Problem to solve
In your copy, leave out the pictures and repeat the entries below exactly.

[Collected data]

**********

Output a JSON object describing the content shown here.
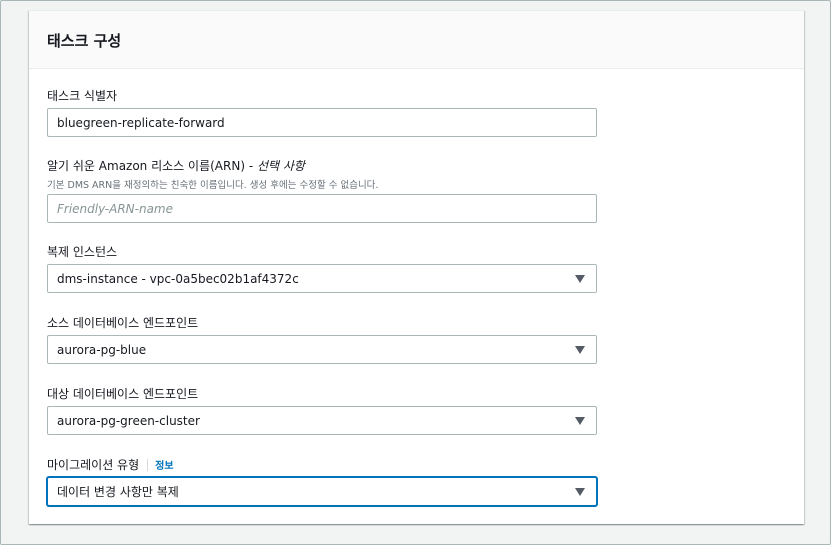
{
  "panel": {
    "title": "태스크 구성"
  },
  "fields": {
    "task_id": {
      "label": "태스크 식별자",
      "value": "bluegreen-replicate-forward"
    },
    "arn": {
      "label": "알기 쉬운 Amazon 리소스 이름(ARN) - ",
      "optional": "선택 사항",
      "description": "기본 DMS ARN을 재정의하는 친숙한 이름입니다. 생성 후에는 수정할 수 없습니다.",
      "placeholder": "Friendly-ARN-name"
    },
    "replication_instance": {
      "label": "복제 인스턴스",
      "value": "dms-instance - vpc-0a5bec02b1af4372c"
    },
    "source_endpoint": {
      "label": "소스 데이터베이스 엔드포인트",
      "value": "aurora-pg-blue"
    },
    "target_endpoint": {
      "label": "대상 데이터베이스 엔드포인트",
      "value": "aurora-pg-green-cluster"
    },
    "migration_type": {
      "label": "마이그레이션 유형",
      "info_link": "정보",
      "value": "데이터 변경 사항만 복제"
    }
  }
}
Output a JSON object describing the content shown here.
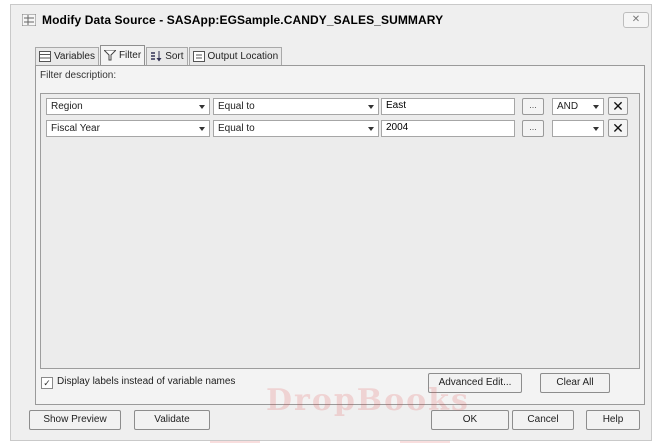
{
  "window": {
    "title": "Modify Data Source - SASApp:EGSample.CANDY_SALES_SUMMARY",
    "close_label": "✕"
  },
  "tabs": [
    {
      "label": "Variables",
      "icon": "table-icon",
      "active": false
    },
    {
      "label": "Filter",
      "icon": "funnel-icon",
      "active": true
    },
    {
      "label": "Sort",
      "icon": "sort-icon",
      "active": false
    },
    {
      "label": "Output Location",
      "icon": "output-icon",
      "active": false
    }
  ],
  "filter": {
    "description_label": "Filter description:",
    "rows": [
      {
        "variable": "Region",
        "operator": "Equal to",
        "value": "East",
        "ellipsis": "...",
        "connector": "AND",
        "remove": "✕"
      },
      {
        "variable": "Fiscal Year",
        "operator": "Equal to",
        "value": "2004",
        "ellipsis": "...",
        "connector": "",
        "remove": "✕"
      }
    ]
  },
  "options": {
    "display_labels": "Display labels instead of variable names",
    "display_labels_checked": true,
    "checkmark": "✓"
  },
  "buttons": {
    "advanced_edit": "Advanced Edit...",
    "clear_all": "Clear All",
    "show_preview": "Show Preview",
    "validate": "Validate",
    "ok": "OK",
    "cancel": "Cancel",
    "help": "Help"
  },
  "watermark": "DropBooks",
  "colors": {
    "accent": "#5ec8e0",
    "watermark_red": "#e04848",
    "selected_tab_bg": "#f4f4f4"
  }
}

**********

Solution to this exercise
Output a JSON object describing the content shown here.
{
  "panel": {
    "title": "태스크 구성"
  },
  "fields": {
    "task_id": {
      "label": "태스크 식별자",
      "value": "bluegreen-replicate-forward"
    },
    "arn": {
      "label": "알기 쉬운 Amazon 리소스 이름(ARN) - ",
      "optional": "선택 사항",
      "description": "기본 DMS ARN을 재정의하는 친숙한 이름입니다. 생성 후에는 수정할 수 없습니다.",
      "placeholder": "Friendly-ARN-name"
    },
    "replication_instance": {
      "label": "복제 인스턴스",
      "value": "dms-instance - vpc-0a5bec02b1af4372c"
    },
    "source_endpoint": {
      "label": "소스 데이터베이스 엔드포인트",
      "value": "aurora-pg-blue"
    },
    "target_endpoint": {
      "label": "대상 데이터베이스 엔드포인트",
      "value": "aurora-pg-green-cluster"
    },
    "migration_type": {
      "label": "마이그레이션 유형",
      "info_link": "정보",
      "value": "데이터 변경 사항만 복제"
    }
  }
}
Output a JSON object describing the content shown here.
{
  "window": {
    "title": "Modify Data Source - SASApp:EGSample.CANDY_SALES_SUMMARY",
    "close_label": "✕"
  },
  "tabs": [
    {
      "label": "Variables",
      "icon": "table-icon",
      "active": false
    },
    {
      "label": "Filter",
      "icon": "funnel-icon",
      "active": true
    },
    {
      "label": "Sort",
      "icon": "sort-icon",
      "active": false
    },
    {
      "label": "Output Location",
      "icon": "output-icon",
      "active": false
    }
  ],
  "filter": {
    "description_label": "Filter description:",
    "rows": [
      {
        "variable": "Region",
        "operator": "Equal to",
        "value": "East",
        "ellipsis": "...",
        "connector": "AND",
        "remove": "✕"
      },
      {
        "variable": "Fiscal Year",
        "operator": "Equal to",
        "value": "2004",
        "ellipsis": "...",
        "connector": "",
        "remove": "✕"
      }
    ]
  },
  "options": {
    "display_labels": "Display labels instead of variable names",
    "display_labels_checked": true,
    "checkmark": "✓"
  },
  "buttons": {
    "advanced_edit": "Advanced Edit...",
    "clear_all": "Clear All",
    "show_preview": "Show Preview",
    "validate": "Validate",
    "ok": "OK",
    "cancel": "Cancel",
    "help": "Help"
  },
  "watermark": "DropBooks",
  "colors": {
    "accent": "#5ec8e0",
    "watermark_red": "#e04848",
    "selected_tab_bg": "#f4f4f4"
  }
}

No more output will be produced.